Material shown
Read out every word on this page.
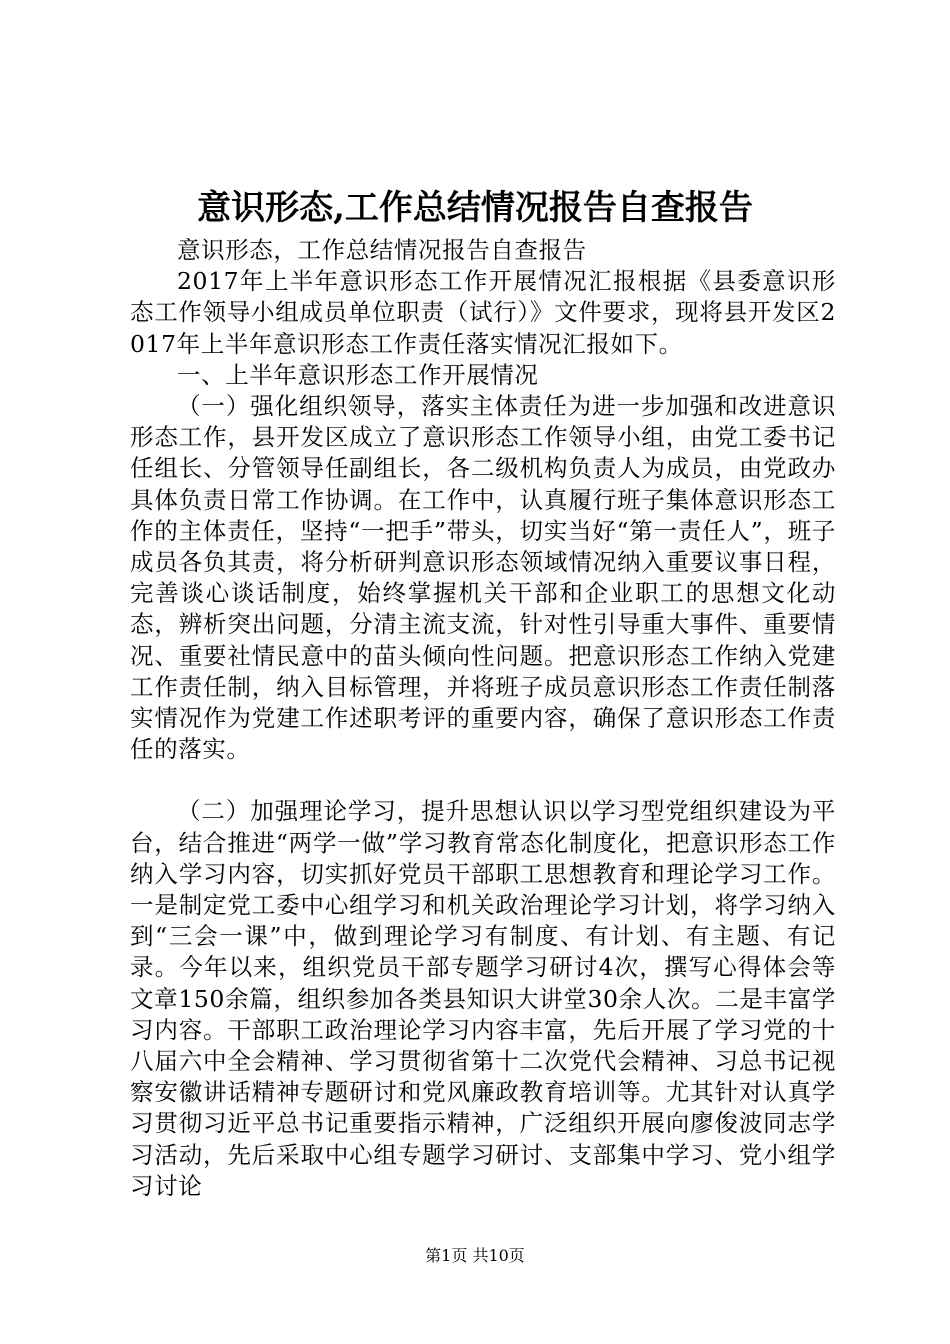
意识形态,工作总结情况报告自查报告

意识形态，工作总结情况报告自查报告

2017年上半年意识形态工作开展情况汇报根据《县委意识形态工作领导小组成员单位职责（试行）》文件要求，现将县开发区2017年上半年意识形态工作责任落实情况汇报如下。

一、上半年意识形态工作开展情况

（一）强化组织领导，落实主体责任为进一步加强和改进意识形态工作，县开发区成立了意识形态工作领导小组，由党工委书记任组长、分管领导任副组长，各二级机构负责人为成员，由党政办具体负责日常工作协调。在工作中，认真履行班子集体意识形态工作的主体责任，坚持“一把手”带头，切实当好“第一责任人”，班子成员各负其责，将分析研判意识形态领域情况纳入重要议事日程，完善谈心谈话制度，始终掌握机关干部和企业职工的思想文化动态，辨析突出问题，分清主流支流，针对性引导重大事件、重要情况、重要社情民意中的苗头倾向性问题。把意识形态工作纳入党建工作责任制，纳入目标管理，并将班子成员意识形态工作责任制落实情况作为党建工作述职考评的重要内容，确保了意识形态工作责任的落实。

（二）加强理论学习，提升思想认识以学习型党组织建设为平台，结合推进“两学一做”学习教育常态化制度化，把意识形态工作纳入学习内容，切实抓好党员干部职工思想教育和理论学习工作。一是制定党工委中心组学习和机关政治理论学习计划，将学习纳入到“三会一课”中，做到理论学习有制度、有计划、有主题、有记录。今年以来，组织党员干部专题学习研讨4次，撰写心得体会等文章150余篇，组织参加各类县知识大讲堂30余人次。二是丰富学习内容。干部职工政治理论学习内容丰富，先后开展了学习党的十八届六中全会精神、学习贯彻省第十二次党代会精神、习总书记视察安徽讲话精神专题研讨和党风廉政教育培训等。尤其针对认真学习贯彻习近平总书记重要指示精神，广泛组织开展向廖俊波同志学习活动，先后采取中心组专题学习研讨、支部集中学习、党小组学习讨论

第1页 共10页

Exercise requirements
Pull out every line of the entries that includes the word "工作总结情况报告自查报告".

Worked answer
意识形态,工作总结情况报告自查报告
意识形态，工作总结情况报告自查报告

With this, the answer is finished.